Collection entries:
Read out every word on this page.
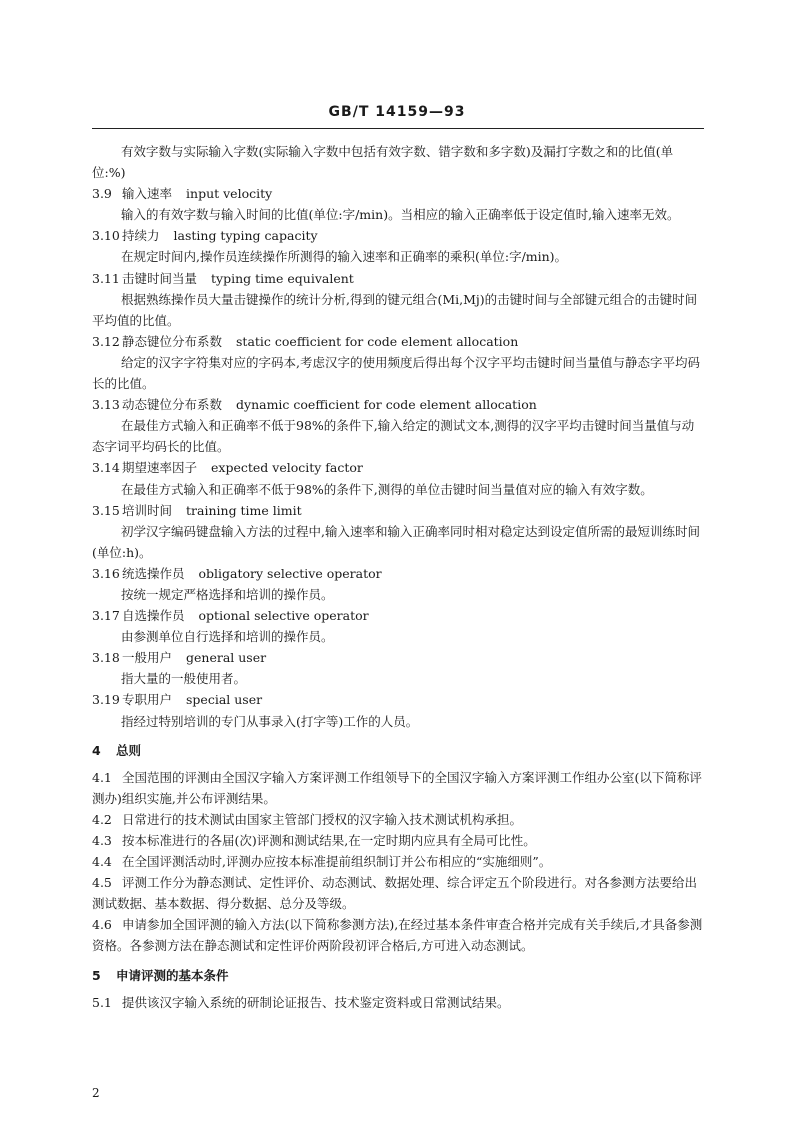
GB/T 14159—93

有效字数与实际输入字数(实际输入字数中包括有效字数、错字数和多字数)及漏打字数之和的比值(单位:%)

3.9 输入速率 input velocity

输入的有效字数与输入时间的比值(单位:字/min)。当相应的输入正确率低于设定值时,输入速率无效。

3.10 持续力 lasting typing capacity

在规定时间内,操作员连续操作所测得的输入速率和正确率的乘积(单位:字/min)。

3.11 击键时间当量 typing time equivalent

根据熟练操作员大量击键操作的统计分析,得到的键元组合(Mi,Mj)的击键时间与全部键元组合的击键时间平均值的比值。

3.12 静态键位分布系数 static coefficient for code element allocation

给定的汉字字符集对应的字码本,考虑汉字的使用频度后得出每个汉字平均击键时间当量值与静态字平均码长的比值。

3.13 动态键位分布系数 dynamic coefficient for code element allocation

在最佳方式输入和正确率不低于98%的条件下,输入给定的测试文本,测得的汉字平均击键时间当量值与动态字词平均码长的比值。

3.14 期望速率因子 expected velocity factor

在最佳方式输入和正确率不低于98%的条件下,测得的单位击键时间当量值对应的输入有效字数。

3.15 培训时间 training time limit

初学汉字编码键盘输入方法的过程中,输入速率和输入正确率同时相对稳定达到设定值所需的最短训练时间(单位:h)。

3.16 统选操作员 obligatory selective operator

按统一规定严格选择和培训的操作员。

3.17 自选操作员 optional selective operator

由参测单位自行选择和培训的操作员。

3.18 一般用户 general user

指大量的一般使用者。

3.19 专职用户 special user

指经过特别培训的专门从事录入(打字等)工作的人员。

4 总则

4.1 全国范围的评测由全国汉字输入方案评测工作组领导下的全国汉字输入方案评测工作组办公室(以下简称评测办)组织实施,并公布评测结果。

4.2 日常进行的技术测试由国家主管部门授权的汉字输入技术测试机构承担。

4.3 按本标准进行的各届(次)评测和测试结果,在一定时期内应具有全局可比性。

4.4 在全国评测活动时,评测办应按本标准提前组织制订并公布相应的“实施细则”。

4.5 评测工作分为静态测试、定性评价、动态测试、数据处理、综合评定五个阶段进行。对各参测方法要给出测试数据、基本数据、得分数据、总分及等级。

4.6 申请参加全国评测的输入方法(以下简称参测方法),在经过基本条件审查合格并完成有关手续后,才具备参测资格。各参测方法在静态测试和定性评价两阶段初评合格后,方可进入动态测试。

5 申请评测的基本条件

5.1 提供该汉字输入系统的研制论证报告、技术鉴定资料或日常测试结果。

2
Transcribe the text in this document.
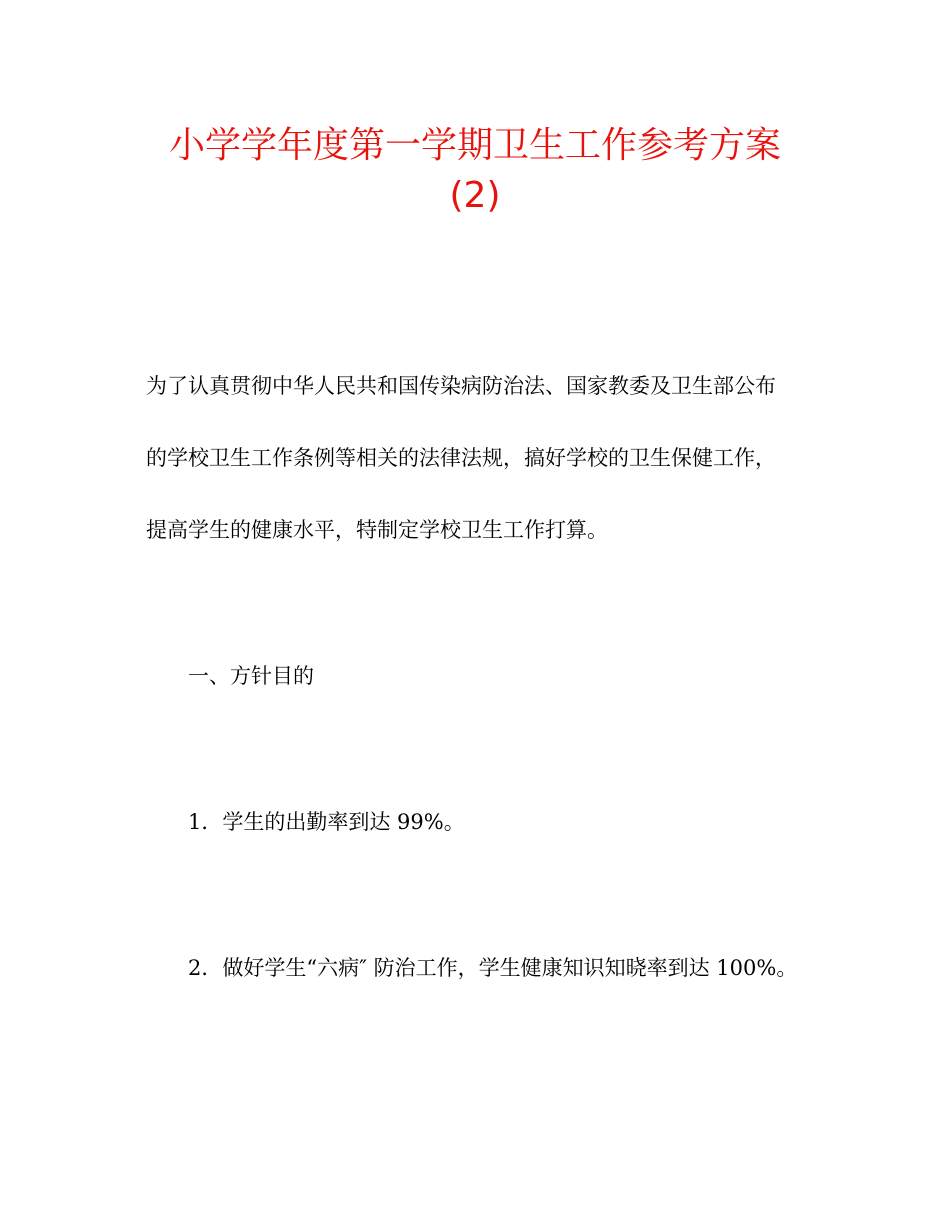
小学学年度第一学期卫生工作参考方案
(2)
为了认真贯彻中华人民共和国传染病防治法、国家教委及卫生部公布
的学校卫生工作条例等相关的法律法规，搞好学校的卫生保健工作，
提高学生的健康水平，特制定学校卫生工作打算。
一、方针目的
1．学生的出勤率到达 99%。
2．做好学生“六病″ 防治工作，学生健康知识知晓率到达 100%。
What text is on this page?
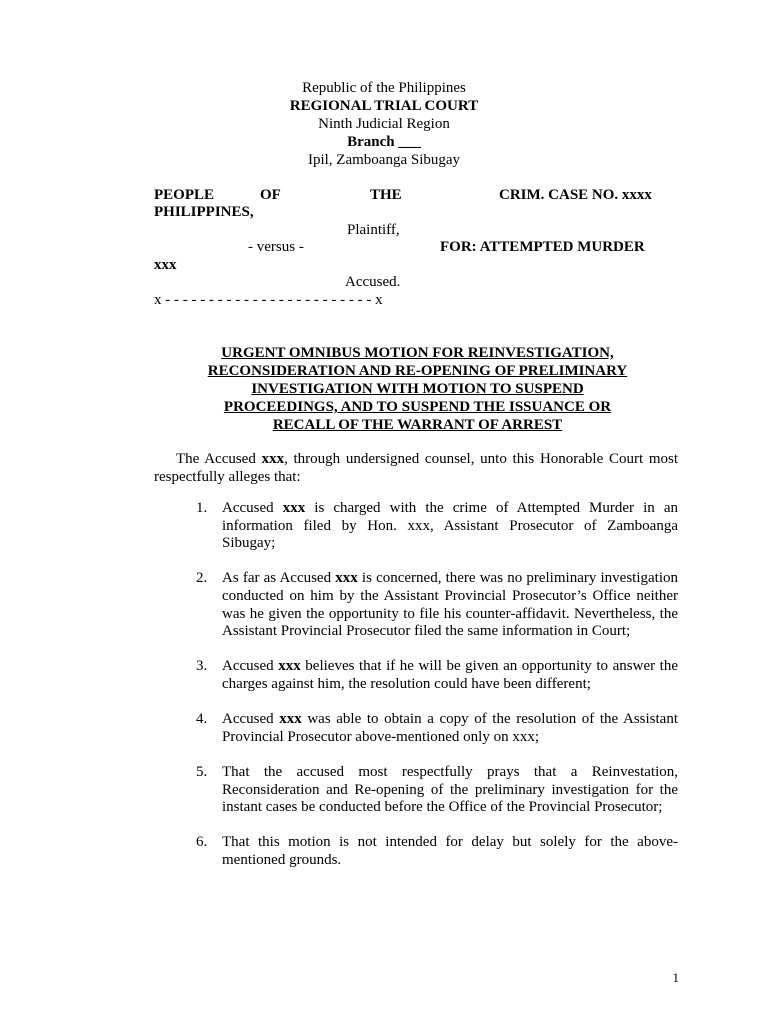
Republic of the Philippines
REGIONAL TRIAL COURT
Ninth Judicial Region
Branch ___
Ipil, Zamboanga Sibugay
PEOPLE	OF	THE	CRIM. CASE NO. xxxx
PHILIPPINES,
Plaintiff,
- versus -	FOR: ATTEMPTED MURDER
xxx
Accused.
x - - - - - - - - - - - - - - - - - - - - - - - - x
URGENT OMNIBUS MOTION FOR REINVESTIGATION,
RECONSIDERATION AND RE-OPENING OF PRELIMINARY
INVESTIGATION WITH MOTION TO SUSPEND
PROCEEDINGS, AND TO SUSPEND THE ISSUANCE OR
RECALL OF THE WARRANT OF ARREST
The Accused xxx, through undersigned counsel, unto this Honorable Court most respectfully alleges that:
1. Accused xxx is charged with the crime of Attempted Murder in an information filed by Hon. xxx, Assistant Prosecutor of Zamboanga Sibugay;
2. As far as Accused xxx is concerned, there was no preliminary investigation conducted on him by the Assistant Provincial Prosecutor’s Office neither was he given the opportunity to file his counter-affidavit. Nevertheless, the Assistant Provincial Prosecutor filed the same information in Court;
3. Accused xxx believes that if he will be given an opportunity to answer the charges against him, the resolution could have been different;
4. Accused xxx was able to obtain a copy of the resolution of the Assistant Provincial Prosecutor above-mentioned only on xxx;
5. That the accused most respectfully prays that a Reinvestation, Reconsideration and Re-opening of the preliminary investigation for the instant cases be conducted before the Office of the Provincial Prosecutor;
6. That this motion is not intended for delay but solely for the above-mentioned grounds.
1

*TASK:*
Write out every line above exactly as it is, leaving out the pictures.

*TASK RESULT:*
Read out every word on this page.
GB/T 14159—93

有效字数与实际输入字数(实际输入字数中包括有效字数、错字数和多字数)及漏打字数之和的比值(单位:%)

3.9 输入速率 input velocity

输入的有效字数与输入时间的比值(单位:字/min)。当相应的输入正确率低于设定值时,输入速率无效。

3.10 持续力 lasting typing capacity

在规定时间内,操作员连续操作所测得的输入速率和正确率的乘积(单位:字/min)。

3.11 击键时间当量 typing time equivalent

根据熟练操作员大量击键操作的统计分析,得到的键元组合(Mi,Mj)的击键时间与全部键元组合的击键时间平均值的比值。

3.12 静态键位分布系数 static coefficient for code element allocation

给定的汉字字符集对应的字码本,考虑汉字的使用频度后得出每个汉字平均击键时间当量值与静态字平均码长的比值。

3.13 动态键位分布系数 dynamic coefficient for code element allocation

在最佳方式输入和正确率不低于98%的条件下,输入给定的测试文本,测得的汉字平均击键时间当量值与动态字词平均码长的比值。

3.14 期望速率因子 expected velocity factor

在最佳方式输入和正确率不低于98%的条件下,测得的单位击键时间当量值对应的输入有效字数。

3.15 培训时间 training time limit

初学汉字编码键盘输入方法的过程中,输入速率和输入正确率同时相对稳定达到设定值所需的最短训练时间(单位:h)。

3.16 统选操作员 obligatory selective operator

按统一规定严格选择和培训的操作员。

3.17 自选操作员 optional selective operator

由参测单位自行选择和培训的操作员。

3.18 一般用户 general user

指大量的一般使用者。

3.19 专职用户 special user

指经过特别培训的专门从事录入(打字等)工作的人员。

4 总则

4.1 全国范围的评测由全国汉字输入方案评测工作组领导下的全国汉字输入方案评测工作组办公室(以下简称评测办)组织实施,并公布评测结果。

4.2 日常进行的技术测试由国家主管部门授权的汉字输入技术测试机构承担。

4.3 按本标准进行的各届(次)评测和测试结果,在一定时期内应具有全局可比性。

4.4 在全国评测活动时,评测办应按本标准提前组织制订并公布相应的“实施细则”。

4.5 评测工作分为静态测试、定性评价、动态测试、数据处理、综合评定五个阶段进行。对各参测方法要给出测试数据、基本数据、得分数据、总分及等级。

4.6 申请参加全国评测的输入方法(以下简称参测方法),在经过基本条件审查合格并完成有关手续后,才具备参测资格。各参测方法在静态测试和定性评价两阶段初评合格后,方可进入动态测试。

5 申请评测的基本条件

5.1 提供该汉字输入系统的研制论证报告、技术鉴定资料或日常测试结果。

2
Transcribe the text in this document.
小学学年度第一学期卫生工作参考方案
(2)
为了认真贯彻中华人民共和国传染病防治法、国家教委及卫生部公布
的学校卫生工作条例等相关的法律法规，搞好学校的卫生保健工作，
提高学生的健康水平，特制定学校卫生工作打算。
一、方针目的
1．学生的出勤率到达 99%。
2．做好学生“六病″ 防治工作，学生健康知识知晓率到达 100%。
What text is on this page?
Republic of the Philippines
REGIONAL TRIAL COURT
Ninth Judicial Region
Branch ___
Ipil, Zamboanga Sibugay
PEOPLE	OF	THE	CRIM. CASE NO. xxxx
PHILIPPINES,
Plaintiff,
- versus -	FOR: ATTEMPTED MURDER
xxx
Accused.
x - - - - - - - - - - - - - - - - - - - - - - - - x
URGENT OMNIBUS MOTION FOR REINVESTIGATION,
RECONSIDERATION AND RE-OPENING OF PRELIMINARY
INVESTIGATION WITH MOTION TO SUSPEND
PROCEEDINGS, AND TO SUSPEND THE ISSUANCE OR
RECALL OF THE WARRANT OF ARREST
The Accused xxx, through undersigned counsel, unto this Honorable Court most respectfully alleges that:
1. Accused xxx is charged with the crime of Attempted Murder in an information filed by Hon. xxx, Assistant Prosecutor of Zamboanga Sibugay;
2. As far as Accused xxx is concerned, there was no preliminary investigation conducted on him by the Assistant Provincial Prosecutor’s Office neither was he given the opportunity to file his counter-affidavit. Nevertheless, the Assistant Provincial Prosecutor filed the same information in Court;
3. Accused xxx believes that if he will be given an opportunity to answer the charges against him, the resolution could have been different;
4. Accused xxx was able to obtain a copy of the resolution of the Assistant Provincial Prosecutor above-mentioned only on xxx;
5. That the accused most respectfully prays that a Reinvestation, Reconsideration and Re-opening of the preliminary investigation for the instant cases be conducted before the Office of the Provincial Prosecutor;
6. That this motion is not intended for delay but solely for the above-mentioned grounds.
1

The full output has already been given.